» **The problem**
Reproduce the records below exactly as they appear, omitting any pictures they contain.
****************************************
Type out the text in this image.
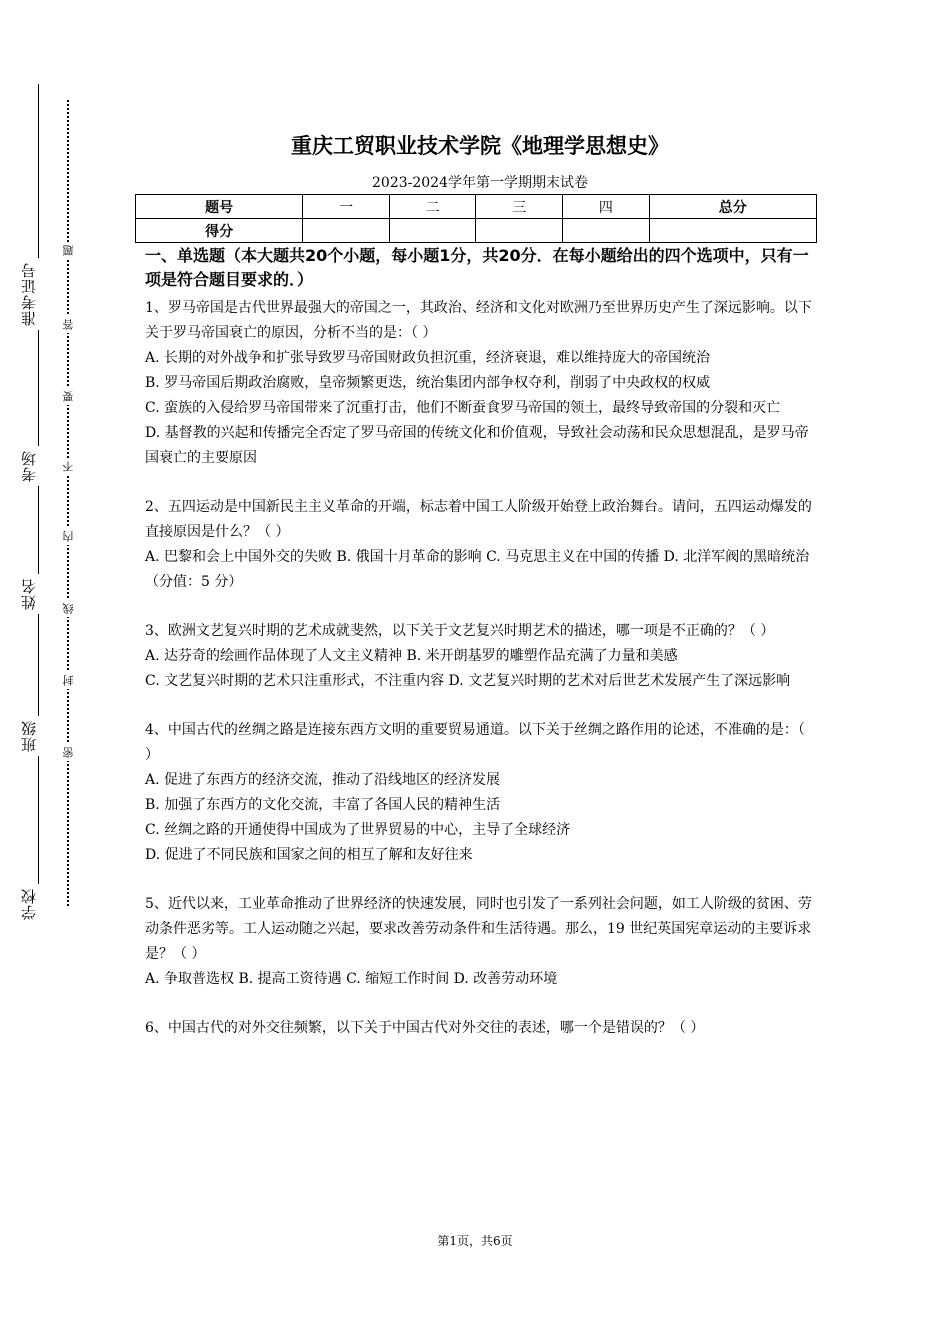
准考证号
考场
姓名
班级
学校
题
答
要
不
内
线
封
密
重庆工贸职业技术学院《地理学思想史》
2023-2024学年第一学期期末试卷
题号	一	二	三	四	总分
得分					
一、单选题（本大题共20个小题，每小题1分，共20分．在每小题给出的四个选项中，只有一项是符合题目要求的．）

1、罗马帝国是古代世界最强大的帝国之一，其政治、经济和文化对欧洲乃至世界历史产生了深远影响。以下关于罗马帝国衰亡的原因，分析不当的是：（ ）

A. 长期的对外战争和扩张导致罗马帝国财政负担沉重，经济衰退，难以维持庞大的帝国统治

B. 罗马帝国后期政治腐败，皇帝频繁更迭，统治集团内部争权夺利，削弱了中央政权的权威

C. 蛮族的入侵给罗马帝国带来了沉重打击，他们不断蚕食罗马帝国的领土，最终导致帝国的分裂和灭亡

D. 基督教的兴起和传播完全否定了罗马帝国的传统文化和价值观，导致社会动荡和民众思想混乱，是罗马帝国衰亡的主要原因

2、五四运动是中国新民主主义革命的开端，标志着中国工人阶级开始登上政治舞台。请问，五四运动爆发的直接原因是什么？（ ）

A. 巴黎和会上中国外交的失败 B. 俄国十月革命的影响 C. 马克思主义在中国的传播 D. 北洋军阀的黑暗统治 （分值：5 分）

3、欧洲文艺复兴时期的艺术成就斐然，以下关于文艺复兴时期艺术的描述，哪一项是不正确的？（ ）

A. 达芬奇的绘画作品体现了人文主义精神 B. 米开朗基罗的雕塑作品充满了力量和美感

C. 文艺复兴时期的艺术只注重形式，不注重内容 D. 文艺复兴时期的艺术对后世艺术发展产生了深远影响

4、中国古代的丝绸之路是连接东西方文明的重要贸易通道。以下关于丝绸之路作用的论述，不准确的是：（ ）

A. 促进了东西方的经济交流，推动了沿线地区的经济发展

B. 加强了东西方的文化交流，丰富了各国人民的精神生活

C. 丝绸之路的开通使得中国成为了世界贸易的中心，主导了全球经济

D. 促进了不同民族和国家之间的相互了解和友好往来

5、近代以来，工业革命推动了世界经济的快速发展，同时也引发了一系列社会问题，如工人阶级的贫困、劳动条件恶劣等。工人运动随之兴起，要求改善劳动条件和生活待遇。那么，19 世纪英国宪章运动的主要诉求是？（ ）

A. 争取普选权 B. 提高工资待遇 C. 缩短工作时间 D. 改善劳动环境

6、中国古代的对外交往频繁，以下关于中国古代对外交往的表述，哪一个是错误的？（ ）

第1页，共6页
****************************************
» **Answer to the exercise**
Type out the text in this image.
准考证号
考场
姓名
班级
学校
题
答
要
不
内
线
封
密
重庆工贸职业技术学院《地理学思想史》
2023-2024学年第一学期期末试卷
题号	一	二	三	四	总分
得分					
一、单选题（本大题共20个小题，每小题1分，共20分．在每小题给出的四个选项中，只有一项是符合题目要求的．）

1、罗马帝国是古代世界最强大的帝国之一，其政治、经济和文化对欧洲乃至世界历史产生了深远影响。以下关于罗马帝国衰亡的原因，分析不当的是：（ ）

A. 长期的对外战争和扩张导致罗马帝国财政负担沉重，经济衰退，难以维持庞大的帝国统治

B. 罗马帝国后期政治腐败，皇帝频繁更迭，统治集团内部争权夺利，削弱了中央政权的权威

C. 蛮族的入侵给罗马帝国带来了沉重打击，他们不断蚕食罗马帝国的领土，最终导致帝国的分裂和灭亡

D. 基督教的兴起和传播完全否定了罗马帝国的传统文化和价值观，导致社会动荡和民众思想混乱，是罗马帝国衰亡的主要原因

2、五四运动是中国新民主主义革命的开端，标志着中国工人阶级开始登上政治舞台。请问，五四运动爆发的直接原因是什么？（ ）

A. 巴黎和会上中国外交的失败 B. 俄国十月革命的影响 C. 马克思主义在中国的传播 D. 北洋军阀的黑暗统治 （分值：5 分）

3、欧洲文艺复兴时期的艺术成就斐然，以下关于文艺复兴时期艺术的描述，哪一项是不正确的？（ ）

A. 达芬奇的绘画作品体现了人文主义精神 B. 米开朗基罗的雕塑作品充满了力量和美感

C. 文艺复兴时期的艺术只注重形式，不注重内容 D. 文艺复兴时期的艺术对后世艺术发展产生了深远影响

4、中国古代的丝绸之路是连接东西方文明的重要贸易通道。以下关于丝绸之路作用的论述，不准确的是：（ ）

A. 促进了东西方的经济交流，推动了沿线地区的经济发展

B. 加强了东西方的文化交流，丰富了各国人民的精神生活

C. 丝绸之路的开通使得中国成为了世界贸易的中心，主导了全球经济

D. 促进了不同民族和国家之间的相互了解和友好往来

5、近代以来，工业革命推动了世界经济的快速发展，同时也引发了一系列社会问题，如工人阶级的贫困、劳动条件恶劣等。工人运动随之兴起，要求改善劳动条件和生活待遇。那么，19 世纪英国宪章运动的主要诉求是？（ ）

A. 争取普选权 B. 提高工资待遇 C. 缩短工作时间 D. 改善劳动环境

6、中国古代的对外交往频繁，以下关于中国古代对外交往的表述，哪一个是错误的？（ ）

第1页，共6页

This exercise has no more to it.